# start of Supplied entries

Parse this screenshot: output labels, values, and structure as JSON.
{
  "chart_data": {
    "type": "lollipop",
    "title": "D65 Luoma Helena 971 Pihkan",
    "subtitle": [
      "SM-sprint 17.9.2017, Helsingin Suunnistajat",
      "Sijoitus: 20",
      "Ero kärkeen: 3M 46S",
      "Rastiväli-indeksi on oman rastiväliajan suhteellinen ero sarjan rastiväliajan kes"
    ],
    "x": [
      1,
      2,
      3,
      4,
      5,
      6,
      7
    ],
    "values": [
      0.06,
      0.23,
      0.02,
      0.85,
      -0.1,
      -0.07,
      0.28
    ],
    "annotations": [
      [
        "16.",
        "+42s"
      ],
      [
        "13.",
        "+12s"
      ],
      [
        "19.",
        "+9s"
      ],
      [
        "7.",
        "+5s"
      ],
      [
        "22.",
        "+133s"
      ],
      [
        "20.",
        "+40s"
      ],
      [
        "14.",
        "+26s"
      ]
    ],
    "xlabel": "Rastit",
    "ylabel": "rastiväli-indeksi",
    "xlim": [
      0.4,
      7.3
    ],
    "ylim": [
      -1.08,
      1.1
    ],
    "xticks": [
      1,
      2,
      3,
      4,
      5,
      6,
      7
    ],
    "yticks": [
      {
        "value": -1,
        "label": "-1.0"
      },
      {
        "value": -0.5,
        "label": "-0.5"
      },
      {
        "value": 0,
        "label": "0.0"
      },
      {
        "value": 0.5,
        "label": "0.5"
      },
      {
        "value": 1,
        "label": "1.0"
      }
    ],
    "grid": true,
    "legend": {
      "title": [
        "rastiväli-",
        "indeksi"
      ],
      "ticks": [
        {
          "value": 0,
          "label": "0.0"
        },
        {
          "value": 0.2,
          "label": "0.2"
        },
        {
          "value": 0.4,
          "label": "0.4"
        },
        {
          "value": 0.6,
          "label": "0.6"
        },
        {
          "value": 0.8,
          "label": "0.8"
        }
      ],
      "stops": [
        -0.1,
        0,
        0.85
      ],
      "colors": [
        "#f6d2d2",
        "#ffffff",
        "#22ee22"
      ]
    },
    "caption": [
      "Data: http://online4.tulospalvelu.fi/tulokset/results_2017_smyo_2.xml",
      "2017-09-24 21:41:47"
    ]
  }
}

# end of Supplied entries

**The request:**
From the entries above, copy every line containing the word "indeksi".

**Problem solution:**
      "Rastiväli-indeksi on oman rastiväliajan suhteellinen ero sarjan rastiväliajan kes"
    "ylabel": "rastiväli-indeksi",
        "indeksi"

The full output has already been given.